Records that describe figures

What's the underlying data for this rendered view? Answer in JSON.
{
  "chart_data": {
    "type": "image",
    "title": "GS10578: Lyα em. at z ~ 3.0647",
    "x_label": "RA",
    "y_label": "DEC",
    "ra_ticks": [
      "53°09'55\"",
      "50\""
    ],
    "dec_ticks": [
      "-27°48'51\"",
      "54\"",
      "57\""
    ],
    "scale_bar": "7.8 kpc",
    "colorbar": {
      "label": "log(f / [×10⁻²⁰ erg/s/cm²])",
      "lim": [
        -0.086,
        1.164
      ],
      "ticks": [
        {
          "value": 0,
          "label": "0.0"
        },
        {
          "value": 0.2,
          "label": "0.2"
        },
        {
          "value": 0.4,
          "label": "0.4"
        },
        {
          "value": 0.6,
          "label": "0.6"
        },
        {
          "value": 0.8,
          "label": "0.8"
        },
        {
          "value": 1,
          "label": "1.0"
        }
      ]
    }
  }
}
--
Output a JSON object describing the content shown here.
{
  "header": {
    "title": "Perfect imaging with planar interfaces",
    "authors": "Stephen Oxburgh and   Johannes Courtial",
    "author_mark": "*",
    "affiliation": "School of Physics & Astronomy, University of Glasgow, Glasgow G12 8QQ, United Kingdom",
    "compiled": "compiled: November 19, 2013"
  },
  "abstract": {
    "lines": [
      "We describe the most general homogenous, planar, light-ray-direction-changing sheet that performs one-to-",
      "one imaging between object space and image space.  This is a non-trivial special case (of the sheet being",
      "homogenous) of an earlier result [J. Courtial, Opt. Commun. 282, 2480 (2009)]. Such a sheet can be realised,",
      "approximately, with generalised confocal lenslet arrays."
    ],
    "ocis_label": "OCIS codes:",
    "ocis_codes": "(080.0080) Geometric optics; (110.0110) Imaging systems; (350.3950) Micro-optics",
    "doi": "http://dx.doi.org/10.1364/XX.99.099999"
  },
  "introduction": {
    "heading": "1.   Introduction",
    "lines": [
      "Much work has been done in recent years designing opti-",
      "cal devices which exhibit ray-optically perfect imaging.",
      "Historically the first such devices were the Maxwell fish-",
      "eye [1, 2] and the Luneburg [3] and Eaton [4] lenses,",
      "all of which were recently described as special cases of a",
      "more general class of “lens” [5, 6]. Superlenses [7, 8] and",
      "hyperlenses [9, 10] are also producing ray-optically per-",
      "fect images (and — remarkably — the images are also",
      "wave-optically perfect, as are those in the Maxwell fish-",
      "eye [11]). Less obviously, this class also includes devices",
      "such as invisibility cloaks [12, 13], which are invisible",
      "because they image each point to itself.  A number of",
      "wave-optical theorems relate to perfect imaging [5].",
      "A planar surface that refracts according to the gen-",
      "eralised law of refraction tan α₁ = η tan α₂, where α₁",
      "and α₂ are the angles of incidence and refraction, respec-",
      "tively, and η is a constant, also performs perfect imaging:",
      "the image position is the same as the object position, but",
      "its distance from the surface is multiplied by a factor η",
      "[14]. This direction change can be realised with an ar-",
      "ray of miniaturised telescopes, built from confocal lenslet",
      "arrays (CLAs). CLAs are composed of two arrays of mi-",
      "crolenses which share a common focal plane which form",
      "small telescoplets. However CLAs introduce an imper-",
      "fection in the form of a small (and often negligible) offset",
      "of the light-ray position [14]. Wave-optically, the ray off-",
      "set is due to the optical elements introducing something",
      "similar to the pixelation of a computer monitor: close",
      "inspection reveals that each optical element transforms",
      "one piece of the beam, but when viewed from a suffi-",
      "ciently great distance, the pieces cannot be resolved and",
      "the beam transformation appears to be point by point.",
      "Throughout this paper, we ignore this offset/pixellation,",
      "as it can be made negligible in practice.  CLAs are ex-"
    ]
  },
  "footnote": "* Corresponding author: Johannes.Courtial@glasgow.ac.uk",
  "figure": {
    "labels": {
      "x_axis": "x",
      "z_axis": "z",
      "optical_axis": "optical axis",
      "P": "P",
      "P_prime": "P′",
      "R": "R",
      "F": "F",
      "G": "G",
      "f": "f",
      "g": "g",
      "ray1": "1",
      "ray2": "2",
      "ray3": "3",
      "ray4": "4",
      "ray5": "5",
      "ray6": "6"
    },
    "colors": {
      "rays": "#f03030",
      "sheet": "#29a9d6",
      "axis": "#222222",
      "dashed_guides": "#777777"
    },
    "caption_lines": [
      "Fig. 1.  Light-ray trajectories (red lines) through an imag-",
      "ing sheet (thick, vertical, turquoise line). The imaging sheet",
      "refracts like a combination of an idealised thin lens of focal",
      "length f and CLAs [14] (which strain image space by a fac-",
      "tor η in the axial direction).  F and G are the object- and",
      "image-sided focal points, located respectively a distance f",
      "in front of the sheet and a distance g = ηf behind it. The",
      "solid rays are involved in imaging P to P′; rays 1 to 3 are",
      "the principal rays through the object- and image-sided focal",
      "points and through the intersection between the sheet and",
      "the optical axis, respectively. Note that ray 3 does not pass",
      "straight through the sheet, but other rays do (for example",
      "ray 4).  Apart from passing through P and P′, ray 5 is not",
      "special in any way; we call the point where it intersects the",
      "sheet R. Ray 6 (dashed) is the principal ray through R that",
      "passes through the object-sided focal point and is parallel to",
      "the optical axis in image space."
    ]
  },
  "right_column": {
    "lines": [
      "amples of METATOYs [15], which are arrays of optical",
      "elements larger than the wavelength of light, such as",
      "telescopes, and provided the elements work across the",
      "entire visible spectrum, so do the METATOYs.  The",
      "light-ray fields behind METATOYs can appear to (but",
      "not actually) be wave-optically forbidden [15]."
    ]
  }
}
* * *
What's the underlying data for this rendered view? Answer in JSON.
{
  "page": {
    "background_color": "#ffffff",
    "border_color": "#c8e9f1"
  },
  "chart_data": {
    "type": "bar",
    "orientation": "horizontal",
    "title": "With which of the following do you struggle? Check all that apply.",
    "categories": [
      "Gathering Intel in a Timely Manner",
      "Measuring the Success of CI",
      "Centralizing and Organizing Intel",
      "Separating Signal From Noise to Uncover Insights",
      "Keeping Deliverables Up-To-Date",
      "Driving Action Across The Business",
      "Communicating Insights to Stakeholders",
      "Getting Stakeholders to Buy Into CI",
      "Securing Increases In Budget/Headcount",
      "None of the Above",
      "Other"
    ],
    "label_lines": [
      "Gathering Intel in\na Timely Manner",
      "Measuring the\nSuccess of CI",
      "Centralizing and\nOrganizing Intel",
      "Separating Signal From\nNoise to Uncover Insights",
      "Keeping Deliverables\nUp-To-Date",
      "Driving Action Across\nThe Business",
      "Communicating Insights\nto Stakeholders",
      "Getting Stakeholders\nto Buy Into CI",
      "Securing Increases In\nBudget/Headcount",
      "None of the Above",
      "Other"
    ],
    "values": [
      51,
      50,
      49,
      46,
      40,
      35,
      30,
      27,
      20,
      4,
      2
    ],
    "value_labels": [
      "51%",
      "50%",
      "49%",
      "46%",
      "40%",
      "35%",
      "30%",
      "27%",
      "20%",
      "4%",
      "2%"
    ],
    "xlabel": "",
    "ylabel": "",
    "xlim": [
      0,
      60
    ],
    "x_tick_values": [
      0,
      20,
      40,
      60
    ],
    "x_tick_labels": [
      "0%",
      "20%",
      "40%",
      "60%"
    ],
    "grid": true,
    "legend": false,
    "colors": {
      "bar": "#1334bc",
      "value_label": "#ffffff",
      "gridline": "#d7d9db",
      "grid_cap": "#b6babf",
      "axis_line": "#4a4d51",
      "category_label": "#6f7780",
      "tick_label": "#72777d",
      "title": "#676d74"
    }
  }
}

- Description of the task: What is the number of lines that hold the string "performs"? Reply with that number alone.

- Result of this exercise: 2